● **Exercise aim**
Please convert the data below into a numbered list, leaving out any blank lines.

● **Data excerpts**

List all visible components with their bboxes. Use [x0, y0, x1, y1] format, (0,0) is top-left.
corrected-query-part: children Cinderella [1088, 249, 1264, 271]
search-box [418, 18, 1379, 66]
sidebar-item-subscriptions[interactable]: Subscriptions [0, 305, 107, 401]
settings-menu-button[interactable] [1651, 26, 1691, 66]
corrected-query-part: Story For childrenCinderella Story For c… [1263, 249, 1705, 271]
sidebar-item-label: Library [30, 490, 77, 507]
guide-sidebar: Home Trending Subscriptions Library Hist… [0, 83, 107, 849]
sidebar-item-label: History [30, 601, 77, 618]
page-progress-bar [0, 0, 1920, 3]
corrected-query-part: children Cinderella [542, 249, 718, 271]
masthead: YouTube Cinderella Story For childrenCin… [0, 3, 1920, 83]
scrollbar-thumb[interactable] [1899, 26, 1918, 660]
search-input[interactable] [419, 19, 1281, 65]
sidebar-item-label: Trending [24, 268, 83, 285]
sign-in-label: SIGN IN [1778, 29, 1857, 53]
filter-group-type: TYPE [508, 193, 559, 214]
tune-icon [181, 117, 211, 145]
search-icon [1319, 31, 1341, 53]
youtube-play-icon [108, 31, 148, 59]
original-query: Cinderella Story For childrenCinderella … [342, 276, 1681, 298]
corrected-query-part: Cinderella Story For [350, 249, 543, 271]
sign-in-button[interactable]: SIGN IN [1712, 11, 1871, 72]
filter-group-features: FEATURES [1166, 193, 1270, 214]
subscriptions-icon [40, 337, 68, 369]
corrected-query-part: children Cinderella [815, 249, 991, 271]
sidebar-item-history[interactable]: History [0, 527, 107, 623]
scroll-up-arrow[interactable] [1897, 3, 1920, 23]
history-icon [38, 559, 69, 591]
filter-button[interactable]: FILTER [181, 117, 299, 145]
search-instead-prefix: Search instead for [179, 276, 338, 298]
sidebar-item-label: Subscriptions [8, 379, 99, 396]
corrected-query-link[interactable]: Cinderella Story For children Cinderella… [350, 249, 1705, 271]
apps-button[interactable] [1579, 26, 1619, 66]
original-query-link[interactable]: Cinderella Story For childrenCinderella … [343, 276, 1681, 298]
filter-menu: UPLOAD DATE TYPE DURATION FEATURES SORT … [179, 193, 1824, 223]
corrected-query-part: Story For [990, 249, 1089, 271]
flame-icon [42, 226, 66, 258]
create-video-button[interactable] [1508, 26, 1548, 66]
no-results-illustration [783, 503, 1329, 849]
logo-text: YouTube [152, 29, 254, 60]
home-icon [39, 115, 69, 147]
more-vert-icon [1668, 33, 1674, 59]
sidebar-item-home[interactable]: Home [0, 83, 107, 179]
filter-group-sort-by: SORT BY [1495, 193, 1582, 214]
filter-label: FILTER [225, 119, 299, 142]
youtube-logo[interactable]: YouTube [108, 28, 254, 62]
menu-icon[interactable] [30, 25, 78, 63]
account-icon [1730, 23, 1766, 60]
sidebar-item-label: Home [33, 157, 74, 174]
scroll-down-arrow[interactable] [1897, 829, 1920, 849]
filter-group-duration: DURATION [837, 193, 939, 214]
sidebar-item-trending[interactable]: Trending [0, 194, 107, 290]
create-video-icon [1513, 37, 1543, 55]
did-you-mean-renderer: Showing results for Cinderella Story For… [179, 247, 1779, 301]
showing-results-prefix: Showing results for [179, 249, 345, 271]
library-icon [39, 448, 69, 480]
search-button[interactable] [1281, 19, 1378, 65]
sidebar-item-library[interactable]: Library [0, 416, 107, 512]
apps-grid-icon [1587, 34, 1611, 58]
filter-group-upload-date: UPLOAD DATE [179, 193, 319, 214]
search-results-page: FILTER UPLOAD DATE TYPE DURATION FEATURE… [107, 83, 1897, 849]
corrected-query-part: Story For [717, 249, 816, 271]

● **Correct output**
1. List all visible components with their bboxes. Use [x0, y0, x1, y1] format, (0,0) is top-left.
2. corrected-query-part: children Cinderella [1088, 249, 1264, 271]
3. search-box [418, 18, 1379, 66]
4. sidebar-item-subscriptions[interactable]: Subscriptions [0, 305, 107, 401]
5. settings-menu-button[interactable] [1651, 26, 1691, 66]
6. corrected-query-part: Story For childrenCinderella Story For c… [1263, 249, 1705, 271]
7. sidebar-item-label: Library [30, 490, 77, 507]
8. guide-sidebar: Home Trending Subscriptions Library Hist… [0, 83, 107, 849]
9. sidebar-item-label: History [30, 601, 77, 618]
10. page-progress-bar [0, 0, 1920, 3]
11. corrected-query-part: children Cinderella [542, 249, 718, 271]
12. masthead: YouTube Cinderella Story For childrenCin… [0, 3, 1920, 83]
13. scrollbar-thumb[interactable] [1899, 26, 1918, 660]
14. search-input[interactable] [419, 19, 1281, 65]
15. sidebar-item-label: Trending [24, 268, 83, 285]
16. sign-in-label: SIGN IN [1778, 29, 1857, 53]
17. filter-group-type: TYPE [508, 193, 559, 214]
18. tune-icon [181, 117, 211, 145]
19. search-icon [1319, 31, 1341, 53]
20. youtube-play-icon [108, 31, 148, 59]
21. original-query: Cinderella Story For childrenCinderella … [342, 276, 1681, 298]
22. corrected-query-part: Cinderella Story For [350, 249, 543, 271]
23. sign-in-button[interactable]: SIGN IN [1712, 11, 1871, 72]
24. filter-group-features: FEATURES [1166, 193, 1270, 214]
25. subscriptions-icon [40, 337, 68, 369]
26. corrected-query-part: children Cinderella [815, 249, 991, 271]
27. sidebar-item-history[interactable]: History [0, 527, 107, 623]
28. scroll-up-arrow[interactable] [1897, 3, 1920, 23]
29. history-icon [38, 559, 69, 591]
30. filter-button[interactable]: FILTER [181, 117, 299, 145]
31. search-instead-prefix: Search instead for [179, 276, 338, 298]
32. sidebar-item-label: Subscriptions [8, 379, 99, 396]
33. corrected-query-link[interactable]: Cinderella Story For children Cinderella… [350, 249, 1705, 271]
34. apps-button[interactable] [1579, 26, 1619, 66]
35. original-query-link[interactable]: Cinderella Story For childrenCinderella … [343, 276, 1681, 298]
36. filter-menu: UPLOAD DATE TYPE DURATION FEATURES SORT … [179, 193, 1824, 223]
37. corrected-query-part: Story For [990, 249, 1089, 271]
38. flame-icon [42, 226, 66, 258]
39. create-video-button[interactable] [1508, 26, 1548, 66]
40. no-results-illustration [783, 503, 1329, 849]
41. logo-text: YouTube [152, 29, 254, 60]
42. home-icon [39, 115, 69, 147]
43. more-vert-icon [1668, 33, 1674, 59]
44. sidebar-item-home[interactable]: Home [0, 83, 107, 179]
45. filter-group-sort-by: SORT BY [1495, 193, 1582, 214]
46. filter-label: FILTER [225, 119, 299, 142]
47. youtube-logo[interactable]: YouTube [108, 28, 254, 62]
48. menu-icon[interactable] [30, 25, 78, 63]
49. account-icon [1730, 23, 1766, 60]
50. sidebar-item-label: Home [33, 157, 74, 174]
51. scroll-down-arrow[interactable] [1897, 829, 1920, 849]
52. filter-group-duration: DURATION [837, 193, 939, 214]
53. sidebar-item-trending[interactable]: Trending [0, 194, 107, 290]
54. create-video-icon [1513, 37, 1543, 55]
55. did-you-mean-renderer: Showing results for Cinderella Story For… [179, 247, 1779, 301]
56. showing-results-prefix: Showing results for [179, 249, 345, 271]
57. library-icon [39, 448, 69, 480]
58. search-button[interactable] [1281, 19, 1378, 65]
59. sidebar-item-library[interactable]: Library [0, 416, 107, 512]
60. apps-grid-icon [1587, 34, 1611, 58]
61. filter-group-upload-date: UPLOAD DATE [179, 193, 319, 214]
62. search-results-page: FILTER UPLOAD DATE TYPE DURATION FEATURE… [107, 83, 1897, 849]
63. corrected-query-part: Story For [717, 249, 816, 271]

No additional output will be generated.